— start —

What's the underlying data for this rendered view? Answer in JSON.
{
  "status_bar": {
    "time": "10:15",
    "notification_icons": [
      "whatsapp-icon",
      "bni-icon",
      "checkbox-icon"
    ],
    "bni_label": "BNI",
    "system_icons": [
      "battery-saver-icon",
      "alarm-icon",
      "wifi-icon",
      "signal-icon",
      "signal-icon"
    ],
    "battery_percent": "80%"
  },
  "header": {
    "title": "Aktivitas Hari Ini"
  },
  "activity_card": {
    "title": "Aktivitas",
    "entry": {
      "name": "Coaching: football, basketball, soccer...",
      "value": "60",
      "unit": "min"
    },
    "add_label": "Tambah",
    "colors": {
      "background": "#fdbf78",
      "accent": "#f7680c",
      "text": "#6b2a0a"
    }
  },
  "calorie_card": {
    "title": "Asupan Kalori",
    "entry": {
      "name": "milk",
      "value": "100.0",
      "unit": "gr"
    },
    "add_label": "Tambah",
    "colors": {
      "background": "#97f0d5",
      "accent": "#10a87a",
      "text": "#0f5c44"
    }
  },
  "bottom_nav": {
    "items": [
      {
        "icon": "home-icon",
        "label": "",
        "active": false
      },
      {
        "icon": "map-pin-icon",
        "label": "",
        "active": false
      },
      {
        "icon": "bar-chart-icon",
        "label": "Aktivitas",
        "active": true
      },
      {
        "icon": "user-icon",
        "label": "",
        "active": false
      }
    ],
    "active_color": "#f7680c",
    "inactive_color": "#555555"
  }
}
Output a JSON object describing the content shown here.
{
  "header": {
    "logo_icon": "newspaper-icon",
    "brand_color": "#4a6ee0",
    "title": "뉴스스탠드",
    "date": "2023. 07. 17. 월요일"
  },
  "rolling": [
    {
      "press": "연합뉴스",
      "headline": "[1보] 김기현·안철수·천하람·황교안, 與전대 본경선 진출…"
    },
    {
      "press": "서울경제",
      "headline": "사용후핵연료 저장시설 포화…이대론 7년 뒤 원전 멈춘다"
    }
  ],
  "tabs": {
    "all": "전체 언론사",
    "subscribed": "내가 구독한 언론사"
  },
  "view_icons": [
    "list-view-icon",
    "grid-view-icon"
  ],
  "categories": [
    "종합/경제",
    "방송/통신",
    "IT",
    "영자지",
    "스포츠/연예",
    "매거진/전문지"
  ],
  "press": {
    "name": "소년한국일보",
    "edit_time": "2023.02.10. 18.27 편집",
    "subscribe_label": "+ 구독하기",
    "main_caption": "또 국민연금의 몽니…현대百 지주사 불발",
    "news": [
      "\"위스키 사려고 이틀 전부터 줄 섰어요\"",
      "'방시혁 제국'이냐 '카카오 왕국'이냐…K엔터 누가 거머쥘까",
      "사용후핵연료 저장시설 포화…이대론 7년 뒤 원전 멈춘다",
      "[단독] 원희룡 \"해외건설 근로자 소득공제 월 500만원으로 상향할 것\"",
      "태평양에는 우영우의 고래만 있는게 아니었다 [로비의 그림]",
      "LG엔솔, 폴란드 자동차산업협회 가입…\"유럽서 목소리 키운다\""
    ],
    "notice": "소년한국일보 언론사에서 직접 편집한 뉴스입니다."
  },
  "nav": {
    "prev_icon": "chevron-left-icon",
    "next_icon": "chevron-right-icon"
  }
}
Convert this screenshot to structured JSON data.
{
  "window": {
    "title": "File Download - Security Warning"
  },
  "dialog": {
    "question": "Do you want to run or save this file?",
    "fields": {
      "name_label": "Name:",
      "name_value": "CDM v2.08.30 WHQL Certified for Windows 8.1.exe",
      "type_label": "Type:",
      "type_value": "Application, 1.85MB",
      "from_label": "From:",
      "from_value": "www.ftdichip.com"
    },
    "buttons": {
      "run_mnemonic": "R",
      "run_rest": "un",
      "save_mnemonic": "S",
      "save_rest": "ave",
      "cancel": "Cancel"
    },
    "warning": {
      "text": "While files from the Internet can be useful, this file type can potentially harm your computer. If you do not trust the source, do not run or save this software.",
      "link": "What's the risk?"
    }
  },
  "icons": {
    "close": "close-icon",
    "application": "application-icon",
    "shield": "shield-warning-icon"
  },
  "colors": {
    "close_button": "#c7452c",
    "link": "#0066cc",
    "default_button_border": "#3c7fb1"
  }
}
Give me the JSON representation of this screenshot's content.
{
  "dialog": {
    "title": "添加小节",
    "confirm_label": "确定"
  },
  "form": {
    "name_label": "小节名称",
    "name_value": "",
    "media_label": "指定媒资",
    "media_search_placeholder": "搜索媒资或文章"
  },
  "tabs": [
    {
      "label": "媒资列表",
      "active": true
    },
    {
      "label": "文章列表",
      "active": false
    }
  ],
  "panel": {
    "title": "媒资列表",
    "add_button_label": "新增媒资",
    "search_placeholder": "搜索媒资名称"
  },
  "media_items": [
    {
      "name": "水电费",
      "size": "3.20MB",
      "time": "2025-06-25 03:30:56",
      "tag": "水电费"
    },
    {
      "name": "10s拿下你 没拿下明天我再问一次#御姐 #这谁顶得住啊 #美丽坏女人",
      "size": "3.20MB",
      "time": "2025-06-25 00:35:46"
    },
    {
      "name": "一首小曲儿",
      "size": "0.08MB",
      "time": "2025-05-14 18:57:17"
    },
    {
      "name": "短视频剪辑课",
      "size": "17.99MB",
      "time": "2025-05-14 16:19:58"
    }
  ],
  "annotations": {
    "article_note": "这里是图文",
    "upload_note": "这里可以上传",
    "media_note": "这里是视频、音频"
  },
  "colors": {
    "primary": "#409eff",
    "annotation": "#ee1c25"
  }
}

— end —

Retype only the lines running from the line with "Give me the" to the end of the listing, including both of those lines.

Give me the JSON representation of this screenshot's content.
{
  "dialog": {
    "title": "添加小节",
    "confirm_label": "确定"
  },
  "form": {
    "name_label": "小节名称",
    "name_value": "",
    "media_label": "指定媒资",
    "media_search_placeholder": "搜索媒资或文章"
  },
  "tabs": [
    {
      "label": "媒资列表",
      "active": true
    },
    {
      "label": "文章列表",
      "active": false
    }
  ],
  "panel": {
    "title": "媒资列表",
    "add_button_label": "新增媒资",
    "search_placeholder": "搜索媒资名称"
  },
  "media_items": [
    {
      "name": "水电费",
      "size": "3.20MB",
      "time": "2025-06-25 03:30:56",
      "tag": "水电费"
    },
    {
      "name": "10s拿下你 没拿下明天我再问一次#御姐 #这谁顶得住啊 #美丽坏女人",
      "size": "3.20MB",
      "time": "2025-06-25 00:35:46"
    },
    {
      "name": "一首小曲儿",
      "size": "0.08MB",
      "time": "2025-05-14 18:57:17"
    },
    {
      "name": "短视频剪辑课",
      "size": "17.99MB",
      "time": "2025-05-14 16:19:58"
    }
  ],
  "annotations": {
    "article_note": "这里是图文",
    "upload_note": "这里可以上传",
    "media_note": "这里是视频、音频"
  },
  "colors": {
    "primary": "#409eff",
    "annotation": "#ee1c25"
  }
}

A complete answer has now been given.